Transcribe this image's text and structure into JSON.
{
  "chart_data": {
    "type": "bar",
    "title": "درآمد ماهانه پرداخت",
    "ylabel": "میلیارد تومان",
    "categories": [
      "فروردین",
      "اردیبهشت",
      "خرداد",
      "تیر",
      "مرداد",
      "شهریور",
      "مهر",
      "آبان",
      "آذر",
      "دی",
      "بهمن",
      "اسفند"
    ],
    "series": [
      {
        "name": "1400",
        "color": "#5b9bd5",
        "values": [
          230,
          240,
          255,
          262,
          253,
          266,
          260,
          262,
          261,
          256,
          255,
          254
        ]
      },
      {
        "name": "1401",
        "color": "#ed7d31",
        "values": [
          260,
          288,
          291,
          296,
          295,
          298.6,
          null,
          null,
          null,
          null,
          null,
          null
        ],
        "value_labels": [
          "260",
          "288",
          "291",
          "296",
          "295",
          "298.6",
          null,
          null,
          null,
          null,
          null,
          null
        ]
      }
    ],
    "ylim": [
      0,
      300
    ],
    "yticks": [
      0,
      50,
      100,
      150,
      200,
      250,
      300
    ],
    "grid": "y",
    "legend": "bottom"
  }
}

→ The problem:
Write out every entry again, keeping each line exactly the same.

→ Correct response:
Transcribe this image's text and structure into JSON.
{
  "chart_data": {
    "type": "bar",
    "title": "درآمد ماهانه پرداخت",
    "ylabel": "میلیارد تومان",
    "categories": [
      "فروردین",
      "اردیبهشت",
      "خرداد",
      "تیر",
      "مرداد",
      "شهریور",
      "مهر",
      "آبان",
      "آذر",
      "دی",
      "بهمن",
      "اسفند"
    ],
    "series": [
      {
        "name": "1400",
        "color": "#5b9bd5",
        "values": [
          230,
          240,
          255,
          262,
          253,
          266,
          260,
          262,
          261,
          256,
          255,
          254
        ]
      },
      {
        "name": "1401",
        "color": "#ed7d31",
        "values": [
          260,
          288,
          291,
          296,
          295,
          298.6,
          null,
          null,
          null,
          null,
          null,
          null
        ],
        "value_labels": [
          "260",
          "288",
          "291",
          "296",
          "295",
          "298.6",
          null,
          null,
          null,
          null,
          null,
          null
        ]
      }
    ],
    "ylim": [
      0,
      300
    ],
    "yticks": [
      0,
      50,
      100,
      150,
      200,
      250,
      300
    ],
    "grid": "y",
    "legend": "bottom"
  }
}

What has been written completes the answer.